## START Records for the exercise
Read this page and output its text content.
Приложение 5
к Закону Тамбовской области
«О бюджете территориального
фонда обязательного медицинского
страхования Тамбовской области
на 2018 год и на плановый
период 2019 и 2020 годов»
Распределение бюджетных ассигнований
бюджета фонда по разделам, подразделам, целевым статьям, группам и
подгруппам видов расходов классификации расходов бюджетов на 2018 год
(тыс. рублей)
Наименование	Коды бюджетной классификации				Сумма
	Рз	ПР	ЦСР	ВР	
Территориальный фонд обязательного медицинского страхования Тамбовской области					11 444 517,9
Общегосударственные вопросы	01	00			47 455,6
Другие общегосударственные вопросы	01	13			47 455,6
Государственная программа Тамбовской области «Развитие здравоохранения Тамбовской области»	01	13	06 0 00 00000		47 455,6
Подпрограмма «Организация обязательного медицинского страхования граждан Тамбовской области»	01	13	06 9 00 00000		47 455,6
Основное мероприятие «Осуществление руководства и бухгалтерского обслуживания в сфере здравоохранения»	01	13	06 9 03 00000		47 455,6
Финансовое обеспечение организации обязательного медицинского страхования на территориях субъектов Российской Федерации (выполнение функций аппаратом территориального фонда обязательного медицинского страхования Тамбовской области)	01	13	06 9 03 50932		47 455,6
## END Records for the exercise
## START Records for the exercise
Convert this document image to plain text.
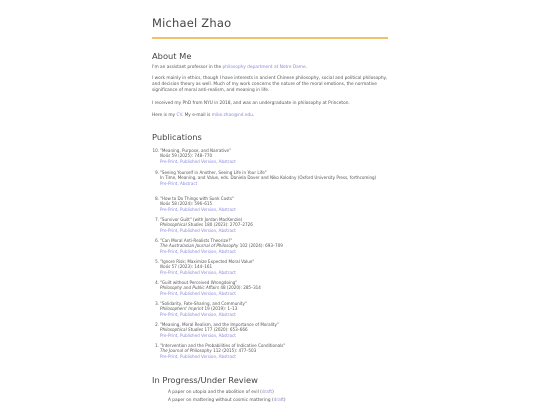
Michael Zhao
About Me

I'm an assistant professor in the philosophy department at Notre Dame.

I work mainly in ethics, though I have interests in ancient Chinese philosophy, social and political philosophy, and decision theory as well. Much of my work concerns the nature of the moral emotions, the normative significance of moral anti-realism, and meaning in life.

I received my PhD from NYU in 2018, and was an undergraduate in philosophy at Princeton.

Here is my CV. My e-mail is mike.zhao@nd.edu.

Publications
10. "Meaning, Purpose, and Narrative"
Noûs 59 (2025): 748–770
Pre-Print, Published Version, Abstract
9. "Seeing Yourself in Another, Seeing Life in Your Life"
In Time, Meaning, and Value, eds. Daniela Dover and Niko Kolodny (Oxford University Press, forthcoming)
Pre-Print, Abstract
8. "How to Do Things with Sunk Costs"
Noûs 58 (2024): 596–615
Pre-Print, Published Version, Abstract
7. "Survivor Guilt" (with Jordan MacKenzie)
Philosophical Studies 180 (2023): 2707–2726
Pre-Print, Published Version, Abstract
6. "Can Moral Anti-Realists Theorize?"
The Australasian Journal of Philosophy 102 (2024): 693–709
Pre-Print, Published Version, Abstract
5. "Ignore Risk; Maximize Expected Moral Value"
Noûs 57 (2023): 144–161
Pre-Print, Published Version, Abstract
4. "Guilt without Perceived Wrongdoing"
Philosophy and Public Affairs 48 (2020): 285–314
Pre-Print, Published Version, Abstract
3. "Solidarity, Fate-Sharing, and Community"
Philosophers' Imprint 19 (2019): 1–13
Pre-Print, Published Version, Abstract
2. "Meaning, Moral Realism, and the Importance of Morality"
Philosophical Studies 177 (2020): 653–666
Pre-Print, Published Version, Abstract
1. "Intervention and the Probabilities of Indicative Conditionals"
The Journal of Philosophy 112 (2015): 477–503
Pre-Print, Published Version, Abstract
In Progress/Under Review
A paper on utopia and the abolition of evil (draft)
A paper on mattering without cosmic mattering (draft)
## END Records for the exercise
Task instructions:
Give the number of lines in the listing above that hold the string "обязательного", with nothing else.

Complete answer:
4